**GIVEN REQUEST**
Copy out every line of the records where the string "テキストとして" occurs.

(Recorded data)
• • • • •
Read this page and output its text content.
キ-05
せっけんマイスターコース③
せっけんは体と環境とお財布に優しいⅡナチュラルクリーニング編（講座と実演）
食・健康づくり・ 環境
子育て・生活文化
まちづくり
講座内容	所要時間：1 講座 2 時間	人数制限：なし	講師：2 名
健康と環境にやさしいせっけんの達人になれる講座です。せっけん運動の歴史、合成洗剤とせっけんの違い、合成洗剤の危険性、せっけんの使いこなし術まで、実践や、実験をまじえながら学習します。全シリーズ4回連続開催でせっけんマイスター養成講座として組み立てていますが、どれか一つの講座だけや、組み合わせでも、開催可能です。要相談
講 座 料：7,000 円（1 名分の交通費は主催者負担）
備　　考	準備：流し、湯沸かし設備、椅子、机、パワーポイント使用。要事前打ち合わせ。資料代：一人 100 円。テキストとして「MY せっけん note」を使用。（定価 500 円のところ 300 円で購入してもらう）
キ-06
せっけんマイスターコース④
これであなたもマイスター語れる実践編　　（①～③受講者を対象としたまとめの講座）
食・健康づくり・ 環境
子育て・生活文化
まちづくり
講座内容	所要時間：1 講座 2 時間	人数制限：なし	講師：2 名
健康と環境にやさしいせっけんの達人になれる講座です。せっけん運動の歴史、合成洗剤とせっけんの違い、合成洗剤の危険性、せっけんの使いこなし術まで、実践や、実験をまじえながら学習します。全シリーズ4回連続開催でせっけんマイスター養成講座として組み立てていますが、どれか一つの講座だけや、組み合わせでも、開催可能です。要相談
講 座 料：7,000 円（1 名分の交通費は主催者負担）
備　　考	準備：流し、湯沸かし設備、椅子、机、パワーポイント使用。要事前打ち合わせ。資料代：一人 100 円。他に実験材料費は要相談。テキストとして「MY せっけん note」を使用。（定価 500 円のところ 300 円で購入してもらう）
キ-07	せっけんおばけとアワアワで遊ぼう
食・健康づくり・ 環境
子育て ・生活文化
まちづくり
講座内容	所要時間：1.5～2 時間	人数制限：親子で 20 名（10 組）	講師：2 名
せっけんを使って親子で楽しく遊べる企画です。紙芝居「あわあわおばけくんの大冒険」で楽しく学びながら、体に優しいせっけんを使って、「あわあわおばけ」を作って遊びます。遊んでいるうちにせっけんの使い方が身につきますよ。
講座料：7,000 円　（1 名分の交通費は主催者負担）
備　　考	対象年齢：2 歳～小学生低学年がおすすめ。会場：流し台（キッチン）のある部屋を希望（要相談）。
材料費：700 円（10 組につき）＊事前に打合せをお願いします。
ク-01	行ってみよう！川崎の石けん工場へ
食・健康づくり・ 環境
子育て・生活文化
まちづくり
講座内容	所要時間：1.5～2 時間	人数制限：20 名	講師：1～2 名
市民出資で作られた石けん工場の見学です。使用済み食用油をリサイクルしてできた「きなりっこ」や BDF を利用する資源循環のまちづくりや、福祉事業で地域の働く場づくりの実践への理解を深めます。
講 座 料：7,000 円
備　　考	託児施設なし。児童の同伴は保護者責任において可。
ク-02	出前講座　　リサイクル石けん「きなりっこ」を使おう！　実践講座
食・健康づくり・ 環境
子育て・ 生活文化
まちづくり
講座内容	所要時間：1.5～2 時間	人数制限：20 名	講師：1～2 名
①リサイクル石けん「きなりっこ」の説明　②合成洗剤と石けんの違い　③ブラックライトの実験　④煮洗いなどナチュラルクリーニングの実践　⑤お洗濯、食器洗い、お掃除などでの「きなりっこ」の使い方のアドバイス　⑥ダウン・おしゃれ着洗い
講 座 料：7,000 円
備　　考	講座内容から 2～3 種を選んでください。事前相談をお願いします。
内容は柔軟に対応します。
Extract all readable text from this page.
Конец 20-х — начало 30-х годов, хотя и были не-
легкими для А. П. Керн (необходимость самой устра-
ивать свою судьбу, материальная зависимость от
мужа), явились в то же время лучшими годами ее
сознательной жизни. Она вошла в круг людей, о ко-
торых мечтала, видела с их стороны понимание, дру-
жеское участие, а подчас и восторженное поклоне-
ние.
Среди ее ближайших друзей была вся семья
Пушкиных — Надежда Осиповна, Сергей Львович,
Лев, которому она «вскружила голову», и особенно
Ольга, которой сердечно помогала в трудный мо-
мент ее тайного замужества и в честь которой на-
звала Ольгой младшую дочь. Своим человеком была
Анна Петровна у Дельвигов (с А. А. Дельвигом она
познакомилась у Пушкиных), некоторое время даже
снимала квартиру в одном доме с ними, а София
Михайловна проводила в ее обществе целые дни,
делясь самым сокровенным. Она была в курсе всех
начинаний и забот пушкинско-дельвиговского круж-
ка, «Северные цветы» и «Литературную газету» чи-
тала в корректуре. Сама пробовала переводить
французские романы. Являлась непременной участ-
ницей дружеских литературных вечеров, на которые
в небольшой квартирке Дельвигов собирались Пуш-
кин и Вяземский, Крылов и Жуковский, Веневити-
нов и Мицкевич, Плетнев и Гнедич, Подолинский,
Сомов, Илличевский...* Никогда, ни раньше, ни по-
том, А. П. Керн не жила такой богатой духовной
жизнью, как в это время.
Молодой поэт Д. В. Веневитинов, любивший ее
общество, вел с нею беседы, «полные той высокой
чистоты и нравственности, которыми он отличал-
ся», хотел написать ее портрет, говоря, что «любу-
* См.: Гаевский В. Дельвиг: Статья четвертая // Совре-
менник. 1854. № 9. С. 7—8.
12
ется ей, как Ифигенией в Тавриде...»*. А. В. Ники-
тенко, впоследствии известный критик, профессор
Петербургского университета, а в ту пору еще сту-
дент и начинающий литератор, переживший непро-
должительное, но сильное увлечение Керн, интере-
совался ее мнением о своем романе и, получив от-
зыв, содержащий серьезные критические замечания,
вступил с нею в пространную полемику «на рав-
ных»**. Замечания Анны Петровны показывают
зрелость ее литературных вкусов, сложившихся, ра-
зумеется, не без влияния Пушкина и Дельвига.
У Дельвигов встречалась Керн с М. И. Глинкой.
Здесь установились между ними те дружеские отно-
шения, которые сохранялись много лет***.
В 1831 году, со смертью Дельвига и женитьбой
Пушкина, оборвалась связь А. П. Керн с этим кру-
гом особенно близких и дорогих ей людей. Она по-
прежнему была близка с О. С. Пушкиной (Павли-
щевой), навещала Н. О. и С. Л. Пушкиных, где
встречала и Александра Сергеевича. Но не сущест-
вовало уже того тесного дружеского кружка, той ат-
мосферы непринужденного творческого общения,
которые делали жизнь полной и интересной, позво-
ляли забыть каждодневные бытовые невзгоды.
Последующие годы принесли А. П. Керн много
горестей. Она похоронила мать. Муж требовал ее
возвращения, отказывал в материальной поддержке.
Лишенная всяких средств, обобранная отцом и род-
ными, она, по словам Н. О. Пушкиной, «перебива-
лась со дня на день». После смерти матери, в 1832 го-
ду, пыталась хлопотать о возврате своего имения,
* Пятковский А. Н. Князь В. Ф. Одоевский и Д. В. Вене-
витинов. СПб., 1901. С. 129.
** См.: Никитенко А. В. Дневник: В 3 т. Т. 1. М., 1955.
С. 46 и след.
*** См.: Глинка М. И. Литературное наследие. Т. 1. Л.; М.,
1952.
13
• • • • •
**EXERCISE SOLUTION**
備　　考	準備：流し、湯沸かし設備、椅子、机、パワーポイント使用。要事前打ち合わせ。資料代：一人 100 円。テキストとして「MY せっけん note」を使用。（定価 500 円のところ 300 円で購入してもらう）
備　　考	準備：流し、湯沸かし設備、椅子、机、パワーポイント使用。要事前打ち合わせ。資料代：一人 100 円。他に実験材料費は要相談。テキストとして「MY せっけん note」を使用。（定価 500 円のところ 300 円で購入してもらう）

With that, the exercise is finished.